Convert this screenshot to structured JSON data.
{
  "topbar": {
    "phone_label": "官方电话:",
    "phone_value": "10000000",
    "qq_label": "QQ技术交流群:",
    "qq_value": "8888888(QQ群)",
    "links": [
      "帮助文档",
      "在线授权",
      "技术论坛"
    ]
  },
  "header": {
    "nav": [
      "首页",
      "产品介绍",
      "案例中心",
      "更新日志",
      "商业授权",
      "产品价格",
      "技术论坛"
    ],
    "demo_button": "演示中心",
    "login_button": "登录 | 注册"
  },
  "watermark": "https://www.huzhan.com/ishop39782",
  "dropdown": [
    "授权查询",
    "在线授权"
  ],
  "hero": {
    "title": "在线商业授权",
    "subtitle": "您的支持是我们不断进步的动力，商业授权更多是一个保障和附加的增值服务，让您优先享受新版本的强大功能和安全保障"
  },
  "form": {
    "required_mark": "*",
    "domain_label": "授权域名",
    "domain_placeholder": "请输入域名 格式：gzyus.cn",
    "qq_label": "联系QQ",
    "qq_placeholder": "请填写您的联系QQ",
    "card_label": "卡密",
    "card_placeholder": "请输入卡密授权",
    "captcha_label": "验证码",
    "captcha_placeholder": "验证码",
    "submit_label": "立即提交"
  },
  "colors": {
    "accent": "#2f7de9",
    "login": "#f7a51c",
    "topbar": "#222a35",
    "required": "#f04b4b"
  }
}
######
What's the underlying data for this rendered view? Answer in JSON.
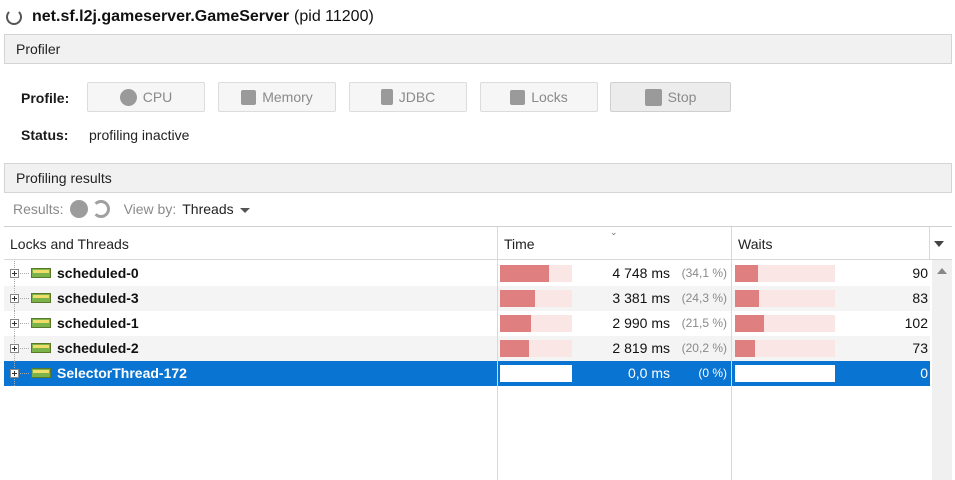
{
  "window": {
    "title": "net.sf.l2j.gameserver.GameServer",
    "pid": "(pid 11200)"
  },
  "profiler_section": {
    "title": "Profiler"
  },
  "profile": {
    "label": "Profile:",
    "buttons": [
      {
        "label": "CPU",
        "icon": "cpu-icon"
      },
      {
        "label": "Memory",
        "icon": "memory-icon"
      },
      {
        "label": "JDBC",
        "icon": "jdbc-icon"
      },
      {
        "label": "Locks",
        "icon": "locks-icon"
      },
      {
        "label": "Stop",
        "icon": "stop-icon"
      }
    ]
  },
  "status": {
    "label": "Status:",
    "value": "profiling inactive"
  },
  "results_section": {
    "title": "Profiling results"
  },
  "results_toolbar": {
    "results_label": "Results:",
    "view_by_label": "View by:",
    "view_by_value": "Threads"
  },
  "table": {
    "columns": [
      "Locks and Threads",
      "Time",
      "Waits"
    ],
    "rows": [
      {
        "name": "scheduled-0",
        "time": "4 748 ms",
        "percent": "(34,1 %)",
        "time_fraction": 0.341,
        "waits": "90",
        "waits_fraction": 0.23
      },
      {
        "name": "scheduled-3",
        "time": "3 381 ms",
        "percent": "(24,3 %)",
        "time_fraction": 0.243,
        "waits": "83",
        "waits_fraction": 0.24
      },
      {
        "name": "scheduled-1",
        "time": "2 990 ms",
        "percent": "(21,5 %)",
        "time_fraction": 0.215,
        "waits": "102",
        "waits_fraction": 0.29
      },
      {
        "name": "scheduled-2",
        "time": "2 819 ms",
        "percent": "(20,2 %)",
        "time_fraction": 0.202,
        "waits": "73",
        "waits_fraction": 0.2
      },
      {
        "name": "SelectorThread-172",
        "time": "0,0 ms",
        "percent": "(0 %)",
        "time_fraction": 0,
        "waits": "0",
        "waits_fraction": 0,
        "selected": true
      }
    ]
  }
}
######
**SET EXERCISE:** Make a list of all lines in the data that contain "percent".

**REPLY TO THE TASK:**
        "percent": "(34,1 %)",
        "percent": "(24,3 %)",
        "percent": "(21,5 %)",
        "percent": "(20,2 %)",
        "percent": "(0 %)",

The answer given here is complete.